**Recorded data**
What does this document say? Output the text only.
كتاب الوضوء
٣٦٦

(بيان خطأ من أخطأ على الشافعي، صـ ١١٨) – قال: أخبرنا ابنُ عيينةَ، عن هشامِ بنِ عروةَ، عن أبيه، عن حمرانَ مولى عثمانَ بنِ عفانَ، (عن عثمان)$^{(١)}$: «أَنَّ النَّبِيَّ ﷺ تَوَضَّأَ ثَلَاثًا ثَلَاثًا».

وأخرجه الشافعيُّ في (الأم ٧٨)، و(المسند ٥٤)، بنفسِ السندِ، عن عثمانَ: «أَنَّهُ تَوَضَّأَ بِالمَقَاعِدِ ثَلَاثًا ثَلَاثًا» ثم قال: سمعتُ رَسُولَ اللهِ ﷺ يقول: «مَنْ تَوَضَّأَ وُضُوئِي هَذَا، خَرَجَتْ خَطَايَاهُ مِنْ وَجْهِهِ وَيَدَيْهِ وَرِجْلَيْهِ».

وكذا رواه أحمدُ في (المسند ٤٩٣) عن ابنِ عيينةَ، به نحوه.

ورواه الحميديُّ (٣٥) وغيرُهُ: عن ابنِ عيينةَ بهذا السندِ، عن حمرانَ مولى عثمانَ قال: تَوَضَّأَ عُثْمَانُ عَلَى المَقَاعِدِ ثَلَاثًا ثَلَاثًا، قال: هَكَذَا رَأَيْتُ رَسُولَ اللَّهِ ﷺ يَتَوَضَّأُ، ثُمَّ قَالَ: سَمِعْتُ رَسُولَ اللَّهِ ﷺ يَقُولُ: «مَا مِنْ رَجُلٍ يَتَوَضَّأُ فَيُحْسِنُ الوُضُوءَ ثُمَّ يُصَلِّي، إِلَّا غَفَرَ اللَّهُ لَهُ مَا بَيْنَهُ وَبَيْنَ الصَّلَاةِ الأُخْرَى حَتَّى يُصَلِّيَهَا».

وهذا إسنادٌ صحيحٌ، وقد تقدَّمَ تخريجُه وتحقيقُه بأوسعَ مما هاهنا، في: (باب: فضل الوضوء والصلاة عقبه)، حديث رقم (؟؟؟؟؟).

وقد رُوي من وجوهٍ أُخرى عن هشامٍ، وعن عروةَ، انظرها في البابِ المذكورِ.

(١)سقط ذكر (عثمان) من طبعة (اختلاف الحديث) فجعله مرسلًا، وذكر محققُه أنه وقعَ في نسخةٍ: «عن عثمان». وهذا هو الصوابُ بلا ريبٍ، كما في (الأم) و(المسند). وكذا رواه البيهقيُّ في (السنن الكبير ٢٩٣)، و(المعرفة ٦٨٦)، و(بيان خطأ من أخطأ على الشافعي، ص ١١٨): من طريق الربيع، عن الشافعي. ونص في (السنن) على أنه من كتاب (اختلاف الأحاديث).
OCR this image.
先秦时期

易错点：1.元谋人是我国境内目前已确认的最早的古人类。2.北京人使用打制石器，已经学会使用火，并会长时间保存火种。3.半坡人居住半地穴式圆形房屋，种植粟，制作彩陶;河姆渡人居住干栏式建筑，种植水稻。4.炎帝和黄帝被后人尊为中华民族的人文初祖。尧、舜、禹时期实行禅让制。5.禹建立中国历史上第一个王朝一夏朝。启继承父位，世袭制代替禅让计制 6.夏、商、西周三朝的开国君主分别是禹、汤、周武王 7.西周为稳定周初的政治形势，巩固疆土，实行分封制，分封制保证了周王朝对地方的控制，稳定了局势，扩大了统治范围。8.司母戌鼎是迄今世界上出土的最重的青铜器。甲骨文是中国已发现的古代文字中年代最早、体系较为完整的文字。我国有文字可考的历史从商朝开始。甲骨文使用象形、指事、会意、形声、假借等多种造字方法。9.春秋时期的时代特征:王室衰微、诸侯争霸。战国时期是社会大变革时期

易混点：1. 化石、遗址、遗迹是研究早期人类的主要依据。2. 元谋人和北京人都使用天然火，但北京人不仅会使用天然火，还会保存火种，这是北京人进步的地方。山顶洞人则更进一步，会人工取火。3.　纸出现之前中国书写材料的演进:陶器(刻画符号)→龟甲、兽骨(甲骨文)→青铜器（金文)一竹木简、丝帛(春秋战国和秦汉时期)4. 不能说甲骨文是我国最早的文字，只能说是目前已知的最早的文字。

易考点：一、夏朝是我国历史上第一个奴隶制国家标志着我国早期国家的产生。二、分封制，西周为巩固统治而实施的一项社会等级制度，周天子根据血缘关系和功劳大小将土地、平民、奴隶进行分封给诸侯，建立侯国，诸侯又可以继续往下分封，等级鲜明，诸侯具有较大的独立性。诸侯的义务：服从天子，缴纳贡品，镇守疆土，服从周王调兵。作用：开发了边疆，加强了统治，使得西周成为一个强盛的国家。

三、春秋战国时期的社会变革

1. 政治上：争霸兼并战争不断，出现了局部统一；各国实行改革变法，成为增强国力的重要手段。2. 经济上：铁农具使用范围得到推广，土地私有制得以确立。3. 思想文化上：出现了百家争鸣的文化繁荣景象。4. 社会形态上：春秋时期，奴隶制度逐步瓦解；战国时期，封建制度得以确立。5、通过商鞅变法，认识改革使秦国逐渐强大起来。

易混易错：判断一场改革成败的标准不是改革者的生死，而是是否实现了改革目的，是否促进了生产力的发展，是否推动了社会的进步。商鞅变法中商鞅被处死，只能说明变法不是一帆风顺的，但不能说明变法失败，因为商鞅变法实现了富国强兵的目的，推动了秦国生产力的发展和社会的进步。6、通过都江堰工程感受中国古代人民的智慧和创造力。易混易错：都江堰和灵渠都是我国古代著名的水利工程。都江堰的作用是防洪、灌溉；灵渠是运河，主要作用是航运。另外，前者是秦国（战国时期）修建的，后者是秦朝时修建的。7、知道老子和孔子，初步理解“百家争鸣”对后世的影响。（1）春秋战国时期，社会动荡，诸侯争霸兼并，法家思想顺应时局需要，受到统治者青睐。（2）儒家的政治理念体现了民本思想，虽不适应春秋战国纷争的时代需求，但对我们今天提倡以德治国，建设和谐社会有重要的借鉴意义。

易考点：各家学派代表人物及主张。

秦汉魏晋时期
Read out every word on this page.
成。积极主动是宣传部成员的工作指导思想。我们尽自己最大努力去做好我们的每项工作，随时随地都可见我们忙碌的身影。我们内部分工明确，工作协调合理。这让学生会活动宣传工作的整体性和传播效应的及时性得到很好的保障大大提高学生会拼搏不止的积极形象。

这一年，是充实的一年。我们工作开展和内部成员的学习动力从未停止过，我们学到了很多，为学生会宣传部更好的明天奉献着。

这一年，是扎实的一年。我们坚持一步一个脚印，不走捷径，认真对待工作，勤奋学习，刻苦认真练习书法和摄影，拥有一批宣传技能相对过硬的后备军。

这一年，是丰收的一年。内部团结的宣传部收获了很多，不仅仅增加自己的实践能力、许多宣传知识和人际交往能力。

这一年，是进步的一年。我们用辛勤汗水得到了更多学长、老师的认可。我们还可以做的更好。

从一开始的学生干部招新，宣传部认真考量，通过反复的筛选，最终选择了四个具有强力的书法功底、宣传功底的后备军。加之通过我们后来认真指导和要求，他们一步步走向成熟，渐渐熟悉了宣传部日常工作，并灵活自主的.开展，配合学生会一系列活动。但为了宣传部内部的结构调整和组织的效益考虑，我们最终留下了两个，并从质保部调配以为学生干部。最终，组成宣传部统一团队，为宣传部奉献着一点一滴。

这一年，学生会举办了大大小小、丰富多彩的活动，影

**REQUEST**
What is the number of lines in the data holding the word "عروة"? Reply with that number only.

**RESULT**
2